WHAT IS NEEDED
Below are some records; reproduce every one of them exactly.

........

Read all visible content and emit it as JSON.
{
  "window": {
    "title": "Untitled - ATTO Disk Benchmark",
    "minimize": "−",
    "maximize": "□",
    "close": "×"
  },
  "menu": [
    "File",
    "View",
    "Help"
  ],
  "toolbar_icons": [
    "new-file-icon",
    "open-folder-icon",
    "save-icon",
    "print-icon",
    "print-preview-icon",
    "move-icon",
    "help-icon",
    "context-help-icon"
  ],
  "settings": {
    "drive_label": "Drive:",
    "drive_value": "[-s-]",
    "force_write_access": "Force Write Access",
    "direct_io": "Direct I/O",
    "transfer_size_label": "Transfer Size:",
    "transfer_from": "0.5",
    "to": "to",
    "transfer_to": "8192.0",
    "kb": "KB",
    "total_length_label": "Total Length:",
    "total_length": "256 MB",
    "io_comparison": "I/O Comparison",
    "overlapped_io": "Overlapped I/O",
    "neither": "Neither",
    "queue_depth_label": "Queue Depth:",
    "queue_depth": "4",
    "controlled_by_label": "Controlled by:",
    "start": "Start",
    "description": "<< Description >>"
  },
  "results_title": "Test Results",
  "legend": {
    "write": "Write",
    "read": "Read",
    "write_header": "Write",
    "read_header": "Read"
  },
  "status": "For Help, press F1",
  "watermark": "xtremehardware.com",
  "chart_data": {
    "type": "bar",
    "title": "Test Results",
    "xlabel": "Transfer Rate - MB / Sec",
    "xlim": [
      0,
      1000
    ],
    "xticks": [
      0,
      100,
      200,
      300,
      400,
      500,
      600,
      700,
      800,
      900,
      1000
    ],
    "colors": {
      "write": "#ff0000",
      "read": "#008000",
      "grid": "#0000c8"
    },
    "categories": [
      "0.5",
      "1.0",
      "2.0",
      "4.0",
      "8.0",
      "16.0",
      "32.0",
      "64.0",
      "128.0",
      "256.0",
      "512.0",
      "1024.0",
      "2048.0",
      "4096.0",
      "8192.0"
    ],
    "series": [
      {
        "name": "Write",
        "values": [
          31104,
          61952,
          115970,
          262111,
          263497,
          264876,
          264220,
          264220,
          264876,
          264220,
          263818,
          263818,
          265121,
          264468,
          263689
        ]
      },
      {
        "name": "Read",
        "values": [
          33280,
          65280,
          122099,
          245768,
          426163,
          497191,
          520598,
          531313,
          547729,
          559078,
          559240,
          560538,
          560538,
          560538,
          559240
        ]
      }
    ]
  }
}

........

COMPLETE RESPONSE
Read all visible content and emit it as JSON.
{
  "window": {
    "title": "Untitled - ATTO Disk Benchmark",
    "minimize": "−",
    "maximize": "□",
    "close": "×"
  },
  "menu": [
    "File",
    "View",
    "Help"
  ],
  "toolbar_icons": [
    "new-file-icon",
    "open-folder-icon",
    "save-icon",
    "print-icon",
    "print-preview-icon",
    "move-icon",
    "help-icon",
    "context-help-icon"
  ],
  "settings": {
    "drive_label": "Drive:",
    "drive_value": "[-s-]",
    "force_write_access": "Force Write Access",
    "direct_io": "Direct I/O",
    "transfer_size_label": "Transfer Size:",
    "transfer_from": "0.5",
    "to": "to",
    "transfer_to": "8192.0",
    "kb": "KB",
    "total_length_label": "Total Length:",
    "total_length": "256 MB",
    "io_comparison": "I/O Comparison",
    "overlapped_io": "Overlapped I/O",
    "neither": "Neither",
    "queue_depth_label": "Queue Depth:",
    "queue_depth": "4",
    "controlled_by_label": "Controlled by:",
    "start": "Start",
    "description": "<< Description >>"
  },
  "results_title": "Test Results",
  "legend": {
    "write": "Write",
    "read": "Read",
    "write_header": "Write",
    "read_header": "Read"
  },
  "status": "For Help, press F1",
  "watermark": "xtremehardware.com",
  "chart_data": {
    "type": "bar",
    "title": "Test Results",
    "xlabel": "Transfer Rate - MB / Sec",
    "xlim": [
      0,
      1000
    ],
    "xticks": [
      0,
      100,
      200,
      300,
      400,
      500,
      600,
      700,
      800,
      900,
      1000
    ],
    "colors": {
      "write": "#ff0000",
      "read": "#008000",
      "grid": "#0000c8"
    },
    "categories": [
      "0.5",
      "1.0",
      "2.0",
      "4.0",
      "8.0",
      "16.0",
      "32.0",
      "64.0",
      "128.0",
      "256.0",
      "512.0",
      "1024.0",
      "2048.0",
      "4096.0",
      "8192.0"
    ],
    "series": [
      {
        "name": "Write",
        "values": [
          31104,
          61952,
          115970,
          262111,
          263497,
          264876,
          264220,
          264220,
          264876,
          264220,
          263818,
          263818,
          265121,
          264468,
          263689
        ]
      },
      {
        "name": "Read",
        "values": [
          33280,
          65280,
          122099,
          245768,
          426163,
          497191,
          520598,
          531313,
          547729,
          559078,
          559240,
          560538,
          560538,
          560538,
          559240
        ]
      }
    ]
  }
}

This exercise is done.